ENTRIES PROVIDED>

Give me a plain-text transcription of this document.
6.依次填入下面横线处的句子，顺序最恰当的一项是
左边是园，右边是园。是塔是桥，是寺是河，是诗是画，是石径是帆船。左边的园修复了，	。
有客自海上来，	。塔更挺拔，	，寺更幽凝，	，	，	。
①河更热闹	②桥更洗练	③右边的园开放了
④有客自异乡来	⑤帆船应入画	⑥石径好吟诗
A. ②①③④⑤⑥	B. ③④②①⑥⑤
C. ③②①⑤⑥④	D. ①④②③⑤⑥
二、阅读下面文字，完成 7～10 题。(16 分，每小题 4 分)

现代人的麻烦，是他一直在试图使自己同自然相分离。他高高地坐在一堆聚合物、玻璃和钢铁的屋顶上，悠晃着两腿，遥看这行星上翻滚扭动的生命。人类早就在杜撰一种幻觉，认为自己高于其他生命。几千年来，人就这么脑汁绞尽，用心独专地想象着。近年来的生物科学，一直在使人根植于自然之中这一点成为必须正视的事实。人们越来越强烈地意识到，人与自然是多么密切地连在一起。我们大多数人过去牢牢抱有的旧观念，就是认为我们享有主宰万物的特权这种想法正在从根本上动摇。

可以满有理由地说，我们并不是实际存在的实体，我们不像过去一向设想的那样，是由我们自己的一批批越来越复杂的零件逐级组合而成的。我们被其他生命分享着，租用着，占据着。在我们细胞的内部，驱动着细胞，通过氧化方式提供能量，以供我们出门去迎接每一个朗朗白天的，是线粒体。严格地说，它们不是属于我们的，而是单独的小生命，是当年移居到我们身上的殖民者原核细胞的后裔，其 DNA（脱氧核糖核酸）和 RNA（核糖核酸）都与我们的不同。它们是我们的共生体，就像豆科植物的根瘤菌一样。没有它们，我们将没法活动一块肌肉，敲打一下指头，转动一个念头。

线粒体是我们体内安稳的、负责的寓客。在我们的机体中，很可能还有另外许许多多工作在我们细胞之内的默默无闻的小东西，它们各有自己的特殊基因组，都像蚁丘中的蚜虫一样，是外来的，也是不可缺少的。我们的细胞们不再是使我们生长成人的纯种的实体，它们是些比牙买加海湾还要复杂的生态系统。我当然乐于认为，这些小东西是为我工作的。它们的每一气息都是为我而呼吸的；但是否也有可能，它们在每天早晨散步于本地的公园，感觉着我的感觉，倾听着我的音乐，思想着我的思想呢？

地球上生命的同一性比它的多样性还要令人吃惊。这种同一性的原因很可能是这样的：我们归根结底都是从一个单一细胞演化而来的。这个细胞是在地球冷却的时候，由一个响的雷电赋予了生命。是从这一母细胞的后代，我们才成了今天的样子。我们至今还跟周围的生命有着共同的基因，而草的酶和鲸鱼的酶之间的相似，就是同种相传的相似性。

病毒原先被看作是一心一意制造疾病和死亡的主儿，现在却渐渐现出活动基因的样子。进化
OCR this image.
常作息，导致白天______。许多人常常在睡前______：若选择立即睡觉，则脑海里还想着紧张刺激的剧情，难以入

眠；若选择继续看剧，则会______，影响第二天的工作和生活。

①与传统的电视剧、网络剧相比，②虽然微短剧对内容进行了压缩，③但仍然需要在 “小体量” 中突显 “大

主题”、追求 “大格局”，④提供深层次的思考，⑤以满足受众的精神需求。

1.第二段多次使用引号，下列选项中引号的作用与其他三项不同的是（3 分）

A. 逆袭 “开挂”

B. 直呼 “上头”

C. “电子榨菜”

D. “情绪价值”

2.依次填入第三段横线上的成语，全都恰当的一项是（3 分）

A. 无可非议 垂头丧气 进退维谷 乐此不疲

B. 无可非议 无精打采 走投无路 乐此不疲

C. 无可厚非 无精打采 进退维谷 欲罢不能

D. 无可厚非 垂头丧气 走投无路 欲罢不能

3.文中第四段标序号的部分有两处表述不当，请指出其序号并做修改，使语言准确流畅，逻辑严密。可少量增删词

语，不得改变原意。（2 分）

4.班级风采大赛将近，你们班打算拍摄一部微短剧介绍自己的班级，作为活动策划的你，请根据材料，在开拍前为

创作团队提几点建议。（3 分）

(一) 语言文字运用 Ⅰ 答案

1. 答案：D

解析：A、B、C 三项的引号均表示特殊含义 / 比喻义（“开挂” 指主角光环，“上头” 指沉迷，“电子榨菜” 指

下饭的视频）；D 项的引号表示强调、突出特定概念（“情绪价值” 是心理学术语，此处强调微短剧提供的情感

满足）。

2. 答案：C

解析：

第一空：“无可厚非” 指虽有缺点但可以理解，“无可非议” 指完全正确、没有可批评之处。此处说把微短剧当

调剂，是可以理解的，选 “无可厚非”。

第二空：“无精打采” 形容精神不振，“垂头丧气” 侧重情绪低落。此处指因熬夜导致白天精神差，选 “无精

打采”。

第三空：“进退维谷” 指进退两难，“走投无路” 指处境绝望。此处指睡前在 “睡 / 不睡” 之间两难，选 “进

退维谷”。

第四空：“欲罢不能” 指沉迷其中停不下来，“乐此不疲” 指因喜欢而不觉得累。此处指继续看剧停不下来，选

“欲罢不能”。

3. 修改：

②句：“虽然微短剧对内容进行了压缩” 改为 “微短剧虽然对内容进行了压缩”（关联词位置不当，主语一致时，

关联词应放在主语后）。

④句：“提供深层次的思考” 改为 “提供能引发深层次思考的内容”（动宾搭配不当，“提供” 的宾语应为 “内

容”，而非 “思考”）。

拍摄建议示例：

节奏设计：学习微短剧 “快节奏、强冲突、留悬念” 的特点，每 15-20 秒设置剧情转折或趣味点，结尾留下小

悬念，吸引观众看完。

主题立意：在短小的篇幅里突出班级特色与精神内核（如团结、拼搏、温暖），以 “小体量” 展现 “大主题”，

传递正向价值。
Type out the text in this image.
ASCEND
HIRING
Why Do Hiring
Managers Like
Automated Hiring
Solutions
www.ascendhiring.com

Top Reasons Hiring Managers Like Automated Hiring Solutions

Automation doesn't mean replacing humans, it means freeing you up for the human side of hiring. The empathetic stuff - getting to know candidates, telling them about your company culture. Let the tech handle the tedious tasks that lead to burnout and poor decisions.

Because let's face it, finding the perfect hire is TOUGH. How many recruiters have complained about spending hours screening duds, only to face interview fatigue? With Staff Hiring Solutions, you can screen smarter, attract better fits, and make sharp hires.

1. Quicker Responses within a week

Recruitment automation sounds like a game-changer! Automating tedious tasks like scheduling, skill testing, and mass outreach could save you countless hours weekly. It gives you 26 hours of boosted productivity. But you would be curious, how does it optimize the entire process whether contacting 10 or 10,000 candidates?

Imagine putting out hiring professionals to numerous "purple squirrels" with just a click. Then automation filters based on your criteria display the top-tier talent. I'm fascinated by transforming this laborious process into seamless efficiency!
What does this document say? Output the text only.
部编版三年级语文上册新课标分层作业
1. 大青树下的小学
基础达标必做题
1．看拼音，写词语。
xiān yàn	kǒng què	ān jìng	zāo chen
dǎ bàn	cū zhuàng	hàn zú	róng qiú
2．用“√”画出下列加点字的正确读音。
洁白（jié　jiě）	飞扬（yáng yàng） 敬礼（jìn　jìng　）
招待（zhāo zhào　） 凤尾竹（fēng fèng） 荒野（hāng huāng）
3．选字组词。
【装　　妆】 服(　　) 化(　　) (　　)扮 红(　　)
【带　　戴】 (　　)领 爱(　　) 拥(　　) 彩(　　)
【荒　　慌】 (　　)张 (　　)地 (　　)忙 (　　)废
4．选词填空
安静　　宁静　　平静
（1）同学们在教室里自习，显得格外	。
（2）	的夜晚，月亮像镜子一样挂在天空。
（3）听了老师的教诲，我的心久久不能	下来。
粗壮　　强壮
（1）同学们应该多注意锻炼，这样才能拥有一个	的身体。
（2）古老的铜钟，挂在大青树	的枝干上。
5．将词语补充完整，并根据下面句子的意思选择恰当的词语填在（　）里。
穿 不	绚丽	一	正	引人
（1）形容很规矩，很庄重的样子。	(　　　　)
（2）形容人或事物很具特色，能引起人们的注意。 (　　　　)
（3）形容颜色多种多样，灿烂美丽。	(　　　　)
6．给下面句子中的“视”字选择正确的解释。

TASK DETAILS> Reply with the number of lines in the material above that contain "乐此不疲", and nothing more.

ANSWER TO THIS TASK> 3